## [本文抜粋]
****************

5月の下旬、思い立って京都に行ってきた。
国立博物館「雪舟展」と、国立近代美術館「富岡鉄斎展」を、どうしても観たかったのだ。

雪舟も、鉄斎も、これまでほとんど実物に接したことがない。
観ないまま死にたくはない。
小林秀雄の新潮文庫「モオツァルト・無常という事」は、もう何度読み返したかわからないけれど、その中に「鉄斎」「雪舟」の小文が含まれていて、ずっと想像の世界で二人の絵を鑑賞し続けてきた。
画集やネットで写しに触れることはできるが、それよりも小林の文章の方が余程、真に迫っていると言い切れる。
そして、実物は、実物。

展覧会を鑑賞し終えた感想を手短に述べれば。
この二人は、喩えていうなら、巨木のような人物だと思った。
一生涯、自らの画業という枝を倦むことなく伸ばし続け、幹を太らせ、葉を茂らせて、ついに天寿を全うした偉人。
遺された作品を目の当たりにして、ほかに表現しようがない。
全体の印象や、一つ一つの作品に思うところはあるが、それらは胸に仕舞っておきたい。

鉄斎は後半生、京都市内に住まいし、画室を「曼陀羅窟(まんだらくつ)」と名づけたそうだ。その心は、
「人はすべて一色ではいかぬ、いろいろなものが混ざって『まだら』になっているのがよい」


美術館を廻る合間にシャッターを切ったので、何枚か。

****************

## [データ記録]
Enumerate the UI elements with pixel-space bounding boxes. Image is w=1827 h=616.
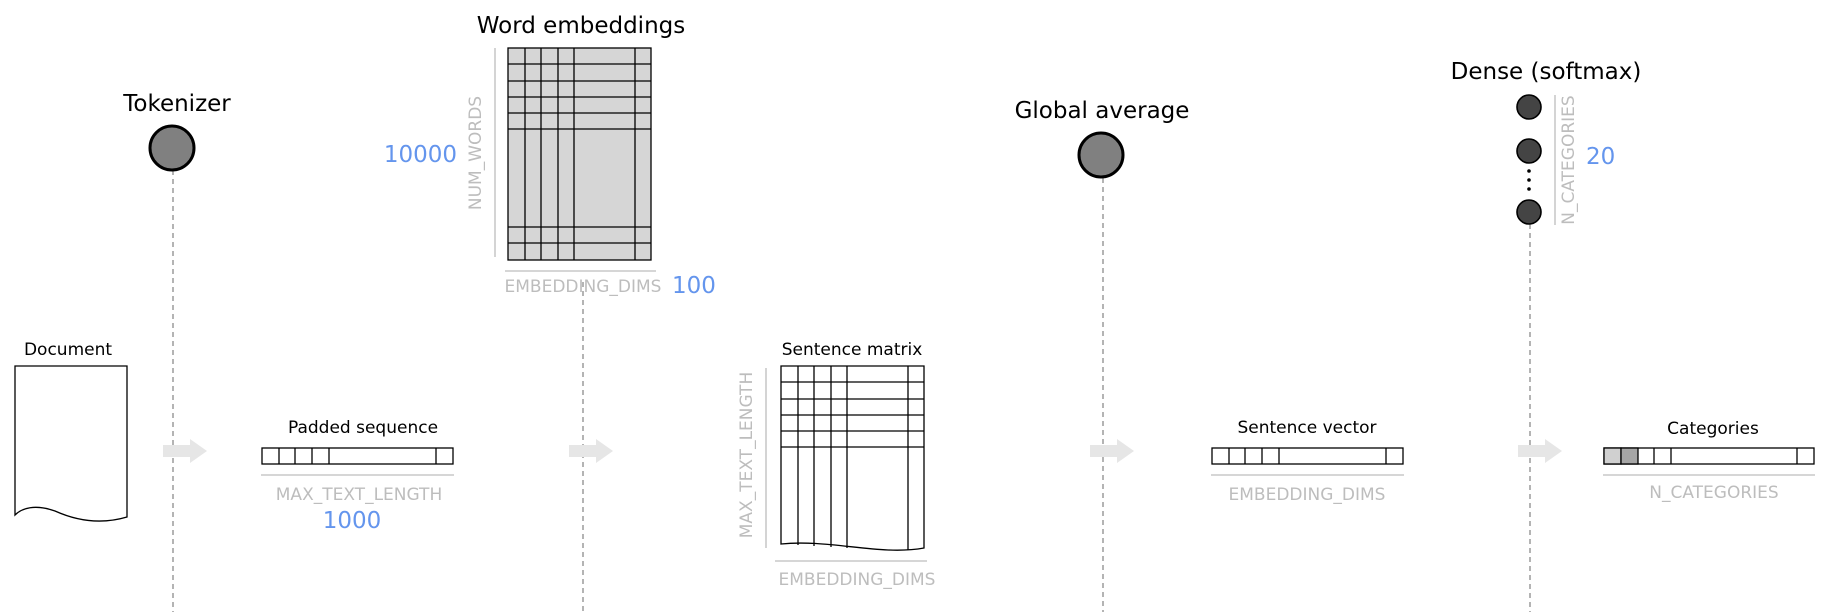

****************

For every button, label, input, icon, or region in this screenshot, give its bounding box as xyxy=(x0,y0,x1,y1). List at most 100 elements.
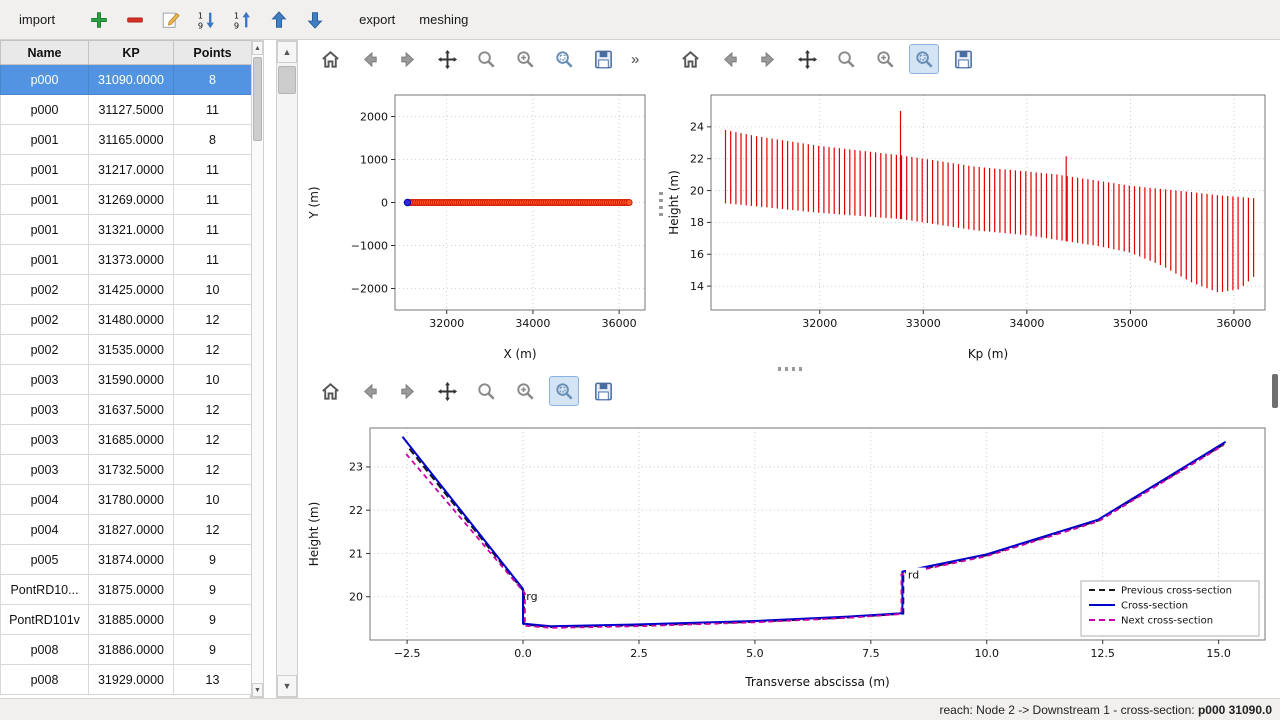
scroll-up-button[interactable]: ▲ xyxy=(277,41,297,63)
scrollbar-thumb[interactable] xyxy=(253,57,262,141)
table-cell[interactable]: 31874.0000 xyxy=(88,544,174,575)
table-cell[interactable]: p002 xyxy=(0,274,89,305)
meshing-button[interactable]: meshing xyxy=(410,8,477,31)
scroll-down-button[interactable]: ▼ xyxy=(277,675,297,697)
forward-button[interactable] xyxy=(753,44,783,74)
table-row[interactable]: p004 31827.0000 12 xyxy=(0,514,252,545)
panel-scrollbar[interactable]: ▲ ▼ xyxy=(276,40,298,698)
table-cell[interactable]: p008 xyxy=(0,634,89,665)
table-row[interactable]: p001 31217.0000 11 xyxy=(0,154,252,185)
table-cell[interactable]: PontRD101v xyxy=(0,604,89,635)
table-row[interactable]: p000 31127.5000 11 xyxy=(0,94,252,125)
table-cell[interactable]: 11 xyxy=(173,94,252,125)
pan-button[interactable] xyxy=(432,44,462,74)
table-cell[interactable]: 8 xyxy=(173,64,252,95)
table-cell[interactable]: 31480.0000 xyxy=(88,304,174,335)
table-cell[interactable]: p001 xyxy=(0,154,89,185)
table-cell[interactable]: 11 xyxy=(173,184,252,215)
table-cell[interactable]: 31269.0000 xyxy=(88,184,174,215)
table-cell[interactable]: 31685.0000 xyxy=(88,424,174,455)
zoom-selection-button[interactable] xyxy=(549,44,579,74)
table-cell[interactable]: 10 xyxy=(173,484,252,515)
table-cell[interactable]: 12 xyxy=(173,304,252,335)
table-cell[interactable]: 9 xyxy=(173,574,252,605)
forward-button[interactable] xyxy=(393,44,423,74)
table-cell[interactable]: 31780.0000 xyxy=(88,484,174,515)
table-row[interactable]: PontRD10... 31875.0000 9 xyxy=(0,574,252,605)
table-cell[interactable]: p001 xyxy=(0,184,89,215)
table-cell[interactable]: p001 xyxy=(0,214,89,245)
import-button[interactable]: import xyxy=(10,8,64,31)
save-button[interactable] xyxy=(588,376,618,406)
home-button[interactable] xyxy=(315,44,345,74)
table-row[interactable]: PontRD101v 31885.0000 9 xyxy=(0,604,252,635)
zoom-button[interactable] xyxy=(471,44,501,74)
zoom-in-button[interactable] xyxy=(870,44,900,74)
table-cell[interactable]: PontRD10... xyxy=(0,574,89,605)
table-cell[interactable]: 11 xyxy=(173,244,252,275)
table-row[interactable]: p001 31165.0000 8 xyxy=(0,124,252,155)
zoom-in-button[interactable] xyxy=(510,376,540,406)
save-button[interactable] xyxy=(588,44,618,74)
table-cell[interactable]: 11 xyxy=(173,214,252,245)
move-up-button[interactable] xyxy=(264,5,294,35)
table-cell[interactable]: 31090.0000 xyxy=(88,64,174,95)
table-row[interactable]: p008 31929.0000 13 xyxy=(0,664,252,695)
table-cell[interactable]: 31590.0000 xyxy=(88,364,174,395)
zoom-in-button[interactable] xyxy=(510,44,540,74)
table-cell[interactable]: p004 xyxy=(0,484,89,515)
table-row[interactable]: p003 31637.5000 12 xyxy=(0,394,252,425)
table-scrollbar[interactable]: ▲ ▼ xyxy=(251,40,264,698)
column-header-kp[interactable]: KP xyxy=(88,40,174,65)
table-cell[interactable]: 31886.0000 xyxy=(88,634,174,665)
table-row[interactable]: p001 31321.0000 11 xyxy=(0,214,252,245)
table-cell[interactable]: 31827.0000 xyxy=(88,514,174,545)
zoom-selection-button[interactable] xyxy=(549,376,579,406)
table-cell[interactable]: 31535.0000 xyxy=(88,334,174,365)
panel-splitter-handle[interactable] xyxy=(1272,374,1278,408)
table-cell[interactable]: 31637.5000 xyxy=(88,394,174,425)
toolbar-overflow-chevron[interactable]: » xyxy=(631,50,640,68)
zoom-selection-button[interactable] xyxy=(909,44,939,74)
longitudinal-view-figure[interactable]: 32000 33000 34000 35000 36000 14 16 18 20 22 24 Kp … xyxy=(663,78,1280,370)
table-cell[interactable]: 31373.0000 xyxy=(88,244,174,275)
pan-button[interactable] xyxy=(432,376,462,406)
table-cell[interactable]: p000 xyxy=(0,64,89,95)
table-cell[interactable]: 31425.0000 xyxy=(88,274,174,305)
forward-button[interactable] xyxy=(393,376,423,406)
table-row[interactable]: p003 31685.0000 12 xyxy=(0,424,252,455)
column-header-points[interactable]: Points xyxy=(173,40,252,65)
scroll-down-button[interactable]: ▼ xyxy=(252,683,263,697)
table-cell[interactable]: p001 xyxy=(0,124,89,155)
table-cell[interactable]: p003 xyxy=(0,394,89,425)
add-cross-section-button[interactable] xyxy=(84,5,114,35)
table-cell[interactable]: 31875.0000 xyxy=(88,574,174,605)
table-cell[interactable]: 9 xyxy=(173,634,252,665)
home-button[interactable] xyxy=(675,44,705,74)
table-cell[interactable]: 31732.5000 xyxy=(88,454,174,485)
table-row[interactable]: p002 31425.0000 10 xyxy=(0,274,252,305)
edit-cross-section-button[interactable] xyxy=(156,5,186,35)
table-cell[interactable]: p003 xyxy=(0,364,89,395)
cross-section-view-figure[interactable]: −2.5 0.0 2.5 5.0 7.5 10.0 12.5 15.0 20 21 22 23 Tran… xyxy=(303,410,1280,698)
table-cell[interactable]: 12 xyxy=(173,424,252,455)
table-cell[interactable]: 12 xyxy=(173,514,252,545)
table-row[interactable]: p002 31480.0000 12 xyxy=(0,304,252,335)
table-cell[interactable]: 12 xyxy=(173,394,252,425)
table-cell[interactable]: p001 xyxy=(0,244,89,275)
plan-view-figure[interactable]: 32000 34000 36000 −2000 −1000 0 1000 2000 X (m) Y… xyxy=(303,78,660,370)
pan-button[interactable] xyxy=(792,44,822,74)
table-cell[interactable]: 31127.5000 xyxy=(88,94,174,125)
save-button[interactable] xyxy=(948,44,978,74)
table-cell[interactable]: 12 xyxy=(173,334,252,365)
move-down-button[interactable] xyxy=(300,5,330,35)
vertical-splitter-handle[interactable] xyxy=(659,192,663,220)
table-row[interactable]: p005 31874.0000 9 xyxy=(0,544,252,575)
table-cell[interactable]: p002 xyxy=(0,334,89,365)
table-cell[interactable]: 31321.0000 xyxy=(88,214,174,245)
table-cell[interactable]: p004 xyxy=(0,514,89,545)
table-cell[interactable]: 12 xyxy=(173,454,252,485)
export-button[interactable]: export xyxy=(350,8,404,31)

****************

## [課題一覧]
[1] 京都の展覧会を巡った本文に名前が出てくる人物を、すべて挙げてください。
[2] 京都の展覧会を巡った本文を、その最後の文の後から書き継いでください。
上の記録は本文と関係がありません。

## [課題別の結果]
[1] 雪舟、富岡鉄斎、小林秀雄

[2]
八坂神社

インバウンドの活況具合は聞きしに勝る物凄さで、四条通や錦市場、先斗町など、場所によっては、外国人観光客の数が、体感的に9割を超えているとさえ思えた。
あらゆる国籍、年齢層の人々で押すな押すなのラッシュアワー状態。カオス。これでも5月の連休が終わって、日本国内的にはオフシーズンだったから、時期によっては本当にとんでもないことになっているのだろう。
もちろん東京も、外国人のビジネスパーソンや観光客はとても多いが、京都はまた違った熱気で溢れていた。
これでは住民の方々は大変だと思いつつ、たまにふらりと訪れる一旅行者の立場からは、街全体が発する高密度のエネルギーがどこか心地よくも感じられて、気分が昂揚した。
普段、ひっそりとした東北の小都市に暮らしているせいで、余計そう感じたのかもしれない。

養源院
島原大門(しまばらおおもん)を見た帰り道
南禅寺 金地院(こんちいん)
琵琶湖疏水(仁王門通から)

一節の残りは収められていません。